→ WRITTEN PROBLEM
Reproduce the listing below character for character; drop every image.

→ ENTRIES SUPPLIED
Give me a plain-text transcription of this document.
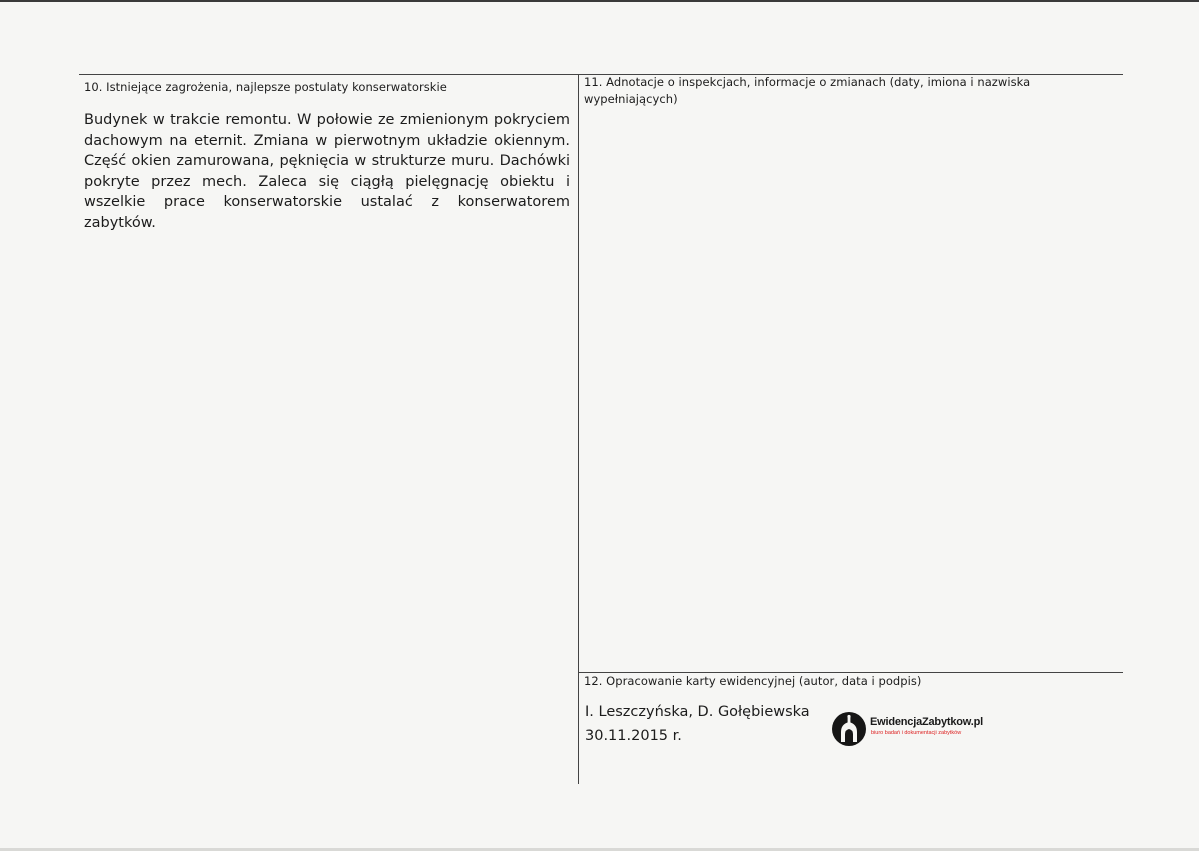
10. Istniejące zagrożenia, najlepsze postulaty konserwatorskie
Budynek w trakcie remontu. W połowie ze zmienionym pokryciem dachowym na eternit. Zmiana w pierwotnym układzie okiennym. Część okien zamurowana, pęknięcia w strukturze muru. Dachówki pokryte przez mech. Zaleca się ciągłą pielęgnację obiektu i wszelkie prace konserwatorskie ustalać z konserwatorem zabytków.
11. Adnotacje o inspekcjach, informacje o zmianach (daty, imiona i nazwiska wypełniających)
12. Opracowanie karty ewidencyjnej (autor, data i podpis)
I. Leszczyńska, D. Gołębiewska
30.11.2015 r.
EwidencjaZabytkow.pl
biuro badań i dokumentacji zabytków
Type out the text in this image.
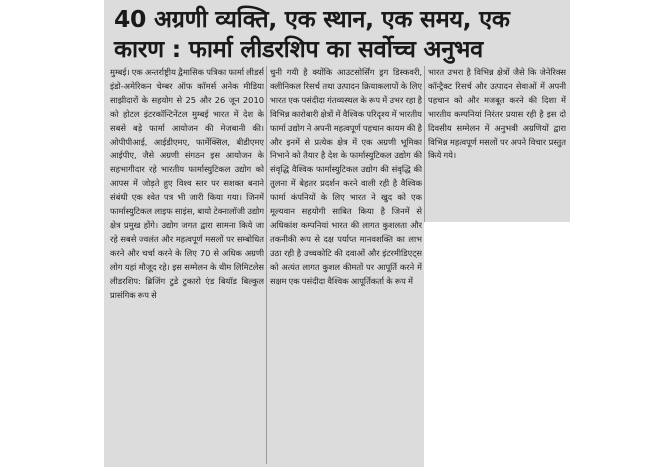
40 अग्रणी व्यक्ति, एक स्थान, एक समय, एक
कारण : फार्मा लीडरशिप का सर्वोच्च अनुभव
मुम्बई। एक अन्तर्राष्ट्रीय द्वैमासिक पत्रिका फार्मा लीडर्स इंडो-अमेरिकन चेम्बर ऑफ कॉमर्स अनेक मीडिया साझीदारों के सहयोग से 25 और 26 जून 2010 को होटल इंटरकॉन्टिनेंटल मुम्बई भारत में देश के सबसे बड़े फार्मा आयोजन की मेजबानी की। ओपीपीआई, आईडीएमए, फार्मेक्सिल, बीडीएमए आईपीए, जैसे अग्रणी संगठन इस आयोजन के सहभागीदार रहे भारतीय फार्मास्युटिकल उद्योग को आपस में जोड़ते हुए विश्व स्तर पर सशक्त बनाने संबंधी एक श्वेत पत्र भी जारी किया गया। जिनमें फार्मास्युटिकल लाइफ साइंस, बायो टेक्नालॉजी उद्योग क्षेत्र प्रमुख होंगे। उद्योग जगत द्वारा सामना किये जा रहे सबसे ज्वलंत और महत्वपूर्ण मसलों पर सम्बोधित करने और चर्चा करने के लिए 70 से अधिक अग्रणी लोग यहां मौजूद रहे। इस सम्मेलन के थीम लिमिटलेस लीडरशिप: ब्रिजिंग टुडे टुकारो एंड बियॉड बिल्कुल प्रासंगिक रूप से
चुनी गयी है क्योंकि आउटसोर्सिंग ड्रग डिस्कवरी, क्लीनिकल रिसर्च तथा उत्पादन क्रियाकलापों के लिए भारत एक पसंदीदा गंतव्यस्थल के रूप में उभर रहा है विभिन्न कारोबारी क्षेत्रों में वैश्विक परिदृश्य में भारतीय फार्मा उद्योग ने अपनी महत्वपूर्ण पहचान कायम की है और इनमें से प्रत्येक क्षेत्र में एक अग्रणी भूमिका निभाने को तैयार है देश के फार्मास्युटिकल उद्योग की संवृद्धि वैश्विक फार्मास्युटिकल उद्योग की संवृद्धि की तुलना में बेहतर प्रदर्शन करने वाली रही है वैश्विक फार्मा कंपनियों के लिए भारत ने खुद को एक मूल्यवान सहयोगी साबित किया है जिनमें से अधिकांश कम्पनियां भारत की लागत कुशलता और तकनीकी रूप से दक्ष पर्याप्त मानवशक्ति का लाभ उठा रही है उच्चकोटि की दवाओं और इंटरमीडिएट्स को अत्यंत लागत कुशल कीमतों पर आपूर्ति करने में सक्षम एक पसंदीदा वैश्विक आपूर्तिकर्ता के रूप में
भारत उभरा है विभिन्न क्षेत्रों जैसे कि जेनेरिक्स कॉन्ट्रैक्ट रिसर्च और उत्पादन सेवाओं में अपनी पहचान को और मजबूत करने की दिशा में भारतीय कम्पनियां निरंतर प्रयास रही है इस दो दिवसीय सम्मेलन में अनुभवी अग्रणियों द्वारा विभिन्न महत्वपूर्ण मसलों पर अपने विचार प्रस्तुत किये गये।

→ ANSWER
Give me a plain-text transcription of this document.
10. Istniejące zagrożenia, najlepsze postulaty konserwatorskie
Budynek w trakcie remontu. W połowie ze zmienionym pokryciem dachowym na eternit. Zmiana w pierwotnym układzie okiennym. Część okien zamurowana, pęknięcia w strukturze muru. Dachówki pokryte przez mech. Zaleca się ciągłą pielęgnację obiektu i wszelkie prace konserwatorskie ustalać z konserwatorem zabytków.
11. Adnotacje o inspekcjach, informacje o zmianach (daty, imiona i nazwiska wypełniających)
12. Opracowanie karty ewidencyjnej (autor, data i podpis)
I. Leszczyńska, D. Gołębiewska
30.11.2015 r.
EwidencjaZabytkow.pl
biuro badań i dokumentacji zabytków
Type out the text in this image.
40 अग्रणी व्यक्ति, एक स्थान, एक समय, एक
कारण : फार्मा लीडरशिप का सर्वोच्च अनुभव
मुम्बई। एक अन्तर्राष्ट्रीय द्वैमासिक पत्रिका फार्मा लीडर्स इंडो-अमेरिकन चेम्बर ऑफ कॉमर्स अनेक मीडिया साझीदारों के सहयोग से 25 और 26 जून 2010 को होटल इंटरकॉन्टिनेंटल मुम्बई भारत में देश के सबसे बड़े फार्मा आयोजन की मेजबानी की। ओपीपीआई, आईडीएमए, फार्मेक्सिल, बीडीएमए आईपीए, जैसे अग्रणी संगठन इस आयोजन के सहभागीदार रहे भारतीय फार्मास्युटिकल उद्योग को आपस में जोड़ते हुए विश्व स्तर पर सशक्त बनाने संबंधी एक श्वेत पत्र भी जारी किया गया। जिनमें फार्मास्युटिकल लाइफ साइंस, बायो टेक्नालॉजी उद्योग क्षेत्र प्रमुख होंगे। उद्योग जगत द्वारा सामना किये जा रहे सबसे ज्वलंत और महत्वपूर्ण मसलों पर सम्बोधित करने और चर्चा करने के लिए 70 से अधिक अग्रणी लोग यहां मौजूद रहे। इस सम्मेलन के थीम लिमिटलेस लीडरशिप: ब्रिजिंग टुडे टुकारो एंड बियॉड बिल्कुल प्रासंगिक रूप से
चुनी गयी है क्योंकि आउटसोर्सिंग ड्रग डिस्कवरी, क्लीनिकल रिसर्च तथा उत्पादन क्रियाकलापों के लिए भारत एक पसंदीदा गंतव्यस्थल के रूप में उभर रहा है विभिन्न कारोबारी क्षेत्रों में वैश्विक परिदृश्य में भारतीय फार्मा उद्योग ने अपनी महत्वपूर्ण पहचान कायम की है और इनमें से प्रत्येक क्षेत्र में एक अग्रणी भूमिका निभाने को तैयार है देश के फार्मास्युटिकल उद्योग की संवृद्धि वैश्विक फार्मास्युटिकल उद्योग की संवृद्धि की तुलना में बेहतर प्रदर्शन करने वाली रही है वैश्विक फार्मा कंपनियों के लिए भारत ने खुद को एक मूल्यवान सहयोगी साबित किया है जिनमें से अधिकांश कम्पनियां भारत की लागत कुशलता और तकनीकी रूप से दक्ष पर्याप्त मानवशक्ति का लाभ उठा रही है उच्चकोटि की दवाओं और इंटरमीडिएट्स को अत्यंत लागत कुशल कीमतों पर आपूर्ति करने में सक्षम एक पसंदीदा वैश्विक आपूर्तिकर्ता के रूप में
भारत उभरा है विभिन्न क्षेत्रों जैसे कि जेनेरिक्स कॉन्ट्रैक्ट रिसर्च और उत्पादन सेवाओं में अपनी पहचान को और मजबूत करने की दिशा में भारतीय कम्पनियां निरंतर प्रयास रही है इस दो दिवसीय सम्मेलन में अनुभवी अग्रणियों द्वारा विभिन्न महत्वपूर्ण मसलों पर अपने विचार प्रस्तुत किये गये।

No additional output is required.